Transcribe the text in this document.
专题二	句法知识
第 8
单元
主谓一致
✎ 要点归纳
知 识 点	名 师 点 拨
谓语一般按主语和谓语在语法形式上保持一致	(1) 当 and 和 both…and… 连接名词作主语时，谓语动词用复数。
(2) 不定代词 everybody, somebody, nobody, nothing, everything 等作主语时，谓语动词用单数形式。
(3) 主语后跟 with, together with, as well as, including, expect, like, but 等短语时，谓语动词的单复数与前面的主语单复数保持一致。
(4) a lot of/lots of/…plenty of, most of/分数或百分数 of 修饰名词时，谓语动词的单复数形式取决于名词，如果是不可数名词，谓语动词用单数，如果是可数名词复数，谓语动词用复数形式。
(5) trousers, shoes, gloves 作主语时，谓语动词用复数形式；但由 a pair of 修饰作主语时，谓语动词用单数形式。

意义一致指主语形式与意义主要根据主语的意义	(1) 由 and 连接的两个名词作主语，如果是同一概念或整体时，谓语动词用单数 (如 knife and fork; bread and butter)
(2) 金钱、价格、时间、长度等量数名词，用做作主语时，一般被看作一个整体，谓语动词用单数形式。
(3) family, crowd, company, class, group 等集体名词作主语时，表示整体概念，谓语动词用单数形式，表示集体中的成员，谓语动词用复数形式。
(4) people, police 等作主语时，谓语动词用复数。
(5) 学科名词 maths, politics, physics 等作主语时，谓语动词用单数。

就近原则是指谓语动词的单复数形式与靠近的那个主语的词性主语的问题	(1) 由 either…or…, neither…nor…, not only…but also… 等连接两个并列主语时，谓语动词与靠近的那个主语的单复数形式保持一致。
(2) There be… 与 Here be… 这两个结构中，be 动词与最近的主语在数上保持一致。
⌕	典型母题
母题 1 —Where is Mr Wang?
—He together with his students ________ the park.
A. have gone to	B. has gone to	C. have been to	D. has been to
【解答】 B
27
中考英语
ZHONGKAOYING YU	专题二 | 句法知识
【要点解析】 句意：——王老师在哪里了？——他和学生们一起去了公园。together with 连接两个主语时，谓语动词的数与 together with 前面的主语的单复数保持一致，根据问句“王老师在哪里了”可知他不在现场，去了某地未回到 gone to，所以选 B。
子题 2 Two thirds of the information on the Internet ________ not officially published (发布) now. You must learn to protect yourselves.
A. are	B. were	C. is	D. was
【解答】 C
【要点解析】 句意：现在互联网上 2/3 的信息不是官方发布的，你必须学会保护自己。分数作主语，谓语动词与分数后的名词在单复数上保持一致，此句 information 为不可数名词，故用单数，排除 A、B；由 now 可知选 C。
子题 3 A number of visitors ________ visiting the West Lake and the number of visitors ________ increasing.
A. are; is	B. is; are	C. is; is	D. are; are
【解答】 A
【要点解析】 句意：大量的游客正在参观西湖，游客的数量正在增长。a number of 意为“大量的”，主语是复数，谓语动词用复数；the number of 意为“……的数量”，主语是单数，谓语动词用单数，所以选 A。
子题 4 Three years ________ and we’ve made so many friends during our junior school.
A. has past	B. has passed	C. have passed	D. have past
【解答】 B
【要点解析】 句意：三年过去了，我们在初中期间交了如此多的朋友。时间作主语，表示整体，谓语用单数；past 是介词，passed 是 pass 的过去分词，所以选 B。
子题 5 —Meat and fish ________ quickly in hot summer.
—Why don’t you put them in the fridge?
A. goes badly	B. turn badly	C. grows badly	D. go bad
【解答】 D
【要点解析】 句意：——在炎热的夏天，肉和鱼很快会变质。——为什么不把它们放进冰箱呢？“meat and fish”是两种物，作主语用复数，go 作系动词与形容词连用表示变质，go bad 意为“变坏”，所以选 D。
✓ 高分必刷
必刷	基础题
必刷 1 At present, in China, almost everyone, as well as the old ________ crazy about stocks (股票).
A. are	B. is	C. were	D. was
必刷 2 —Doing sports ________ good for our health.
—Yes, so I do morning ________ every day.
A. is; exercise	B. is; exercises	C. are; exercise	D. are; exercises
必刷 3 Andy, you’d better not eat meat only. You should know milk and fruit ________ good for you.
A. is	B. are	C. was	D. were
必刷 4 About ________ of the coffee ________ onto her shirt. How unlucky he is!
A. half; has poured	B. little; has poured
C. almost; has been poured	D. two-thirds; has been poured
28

**Set task**
Repeat each record in full; every line must match exactly.

**Task answer**
Transcribe the text in this document.
专题二	句法知识
第 8
单元
主谓一致
✎ 要点归纳
知 识 点	名 师 点 拨
谓语一般按主语和谓语在语法形式上保持一致	(1) 当 and 和 both…and… 连接名词作主语时，谓语动词用复数。
(2) 不定代词 everybody, somebody, nobody, nothing, everything 等作主语时，谓语动词用单数形式。
(3) 主语后跟 with, together with, as well as, including, expect, like, but 等短语时，谓语动词的单复数与前面的主语单复数保持一致。
(4) a lot of/lots of/…plenty of, most of/分数或百分数 of 修饰名词时，谓语动词的单复数形式取决于名词，如果是不可数名词，谓语动词用单数，如果是可数名词复数，谓语动词用复数形式。
(5) trousers, shoes, gloves 作主语时，谓语动词用复数形式；但由 a pair of 修饰作主语时，谓语动词用单数形式。

意义一致指主语形式与意义主要根据主语的意义	(1) 由 and 连接的两个名词作主语，如果是同一概念或整体时，谓语动词用单数 (如 knife and fork; bread and butter)
(2) 金钱、价格、时间、长度等量数名词，用做作主语时，一般被看作一个整体，谓语动词用单数形式。
(3) family, crowd, company, class, group 等集体名词作主语时，表示整体概念，谓语动词用单数形式，表示集体中的成员，谓语动词用复数形式。
(4) people, police 等作主语时，谓语动词用复数。
(5) 学科名词 maths, politics, physics 等作主语时，谓语动词用单数。

就近原则是指谓语动词的单复数形式与靠近的那个主语的词性主语的问题	(1) 由 either…or…, neither…nor…, not only…but also… 等连接两个并列主语时，谓语动词与靠近的那个主语的单复数形式保持一致。
(2) There be… 与 Here be… 这两个结构中，be 动词与最近的主语在数上保持一致。
⌕	典型母题
母题 1 —Where is Mr Wang?
—He together with his students ________ the park.
A. have gone to	B. has gone to	C. have been to	D. has been to
【解答】 B
27
中考英语
ZHONGKAOYING YU	专题二 | 句法知识
【要点解析】 句意：——王老师在哪里了？——他和学生们一起去了公园。together with 连接两个主语时，谓语动词的数与 together with 前面的主语的单复数保持一致，根据问句“王老师在哪里了”可知他不在现场，去了某地未回到 gone to，所以选 B。
子题 2 Two thirds of the information on the Internet ________ not officially published (发布) now. You must learn to protect yourselves.
A. are	B. were	C. is	D. was
【解答】 C
【要点解析】 句意：现在互联网上 2/3 的信息不是官方发布的，你必须学会保护自己。分数作主语，谓语动词与分数后的名词在单复数上保持一致，此句 information 为不可数名词，故用单数，排除 A、B；由 now 可知选 C。
子题 3 A number of visitors ________ visiting the West Lake and the number of visitors ________ increasing.
A. are; is	B. is; are	C. is; is	D. are; are
【解答】 A
【要点解析】 句意：大量的游客正在参观西湖，游客的数量正在增长。a number of 意为“大量的”，主语是复数，谓语动词用复数；the number of 意为“……的数量”，主语是单数，谓语动词用单数，所以选 A。
子题 4 Three years ________ and we’ve made so many friends during our junior school.
A. has past	B. has passed	C. have passed	D. have past
【解答】 B
【要点解析】 句意：三年过去了，我们在初中期间交了如此多的朋友。时间作主语，表示整体，谓语用单数；past 是介词，passed 是 pass 的过去分词，所以选 B。
子题 5 —Meat and fish ________ quickly in hot summer.
—Why don’t you put them in the fridge?
A. goes badly	B. turn badly	C. grows badly	D. go bad
【解答】 D
【要点解析】 句意：——在炎热的夏天，肉和鱼很快会变质。——为什么不把它们放进冰箱呢？“meat and fish”是两种物，作主语用复数，go 作系动词与形容词连用表示变质，go bad 意为“变坏”，所以选 D。
✓ 高分必刷
必刷	基础题
必刷 1 At present, in China, almost everyone, as well as the old ________ crazy about stocks (股票).
A. are	B. is	C. were	D. was
必刷 2 —Doing sports ________ good for our health.
—Yes, so I do morning ________ every day.
A. is; exercise	B. is; exercises	C. are; exercise	D. are; exercises
必刷 3 Andy, you’d better not eat meat only. You should know milk and fruit ________ good for you.
A. is	B. are	C. was	D. were
必刷 4 About ________ of the coffee ________ onto her shirt. How unlucky he is!
A. half; has poured	B. little; has poured
C. almost; has been poured	D. two-thirds; has been poured
28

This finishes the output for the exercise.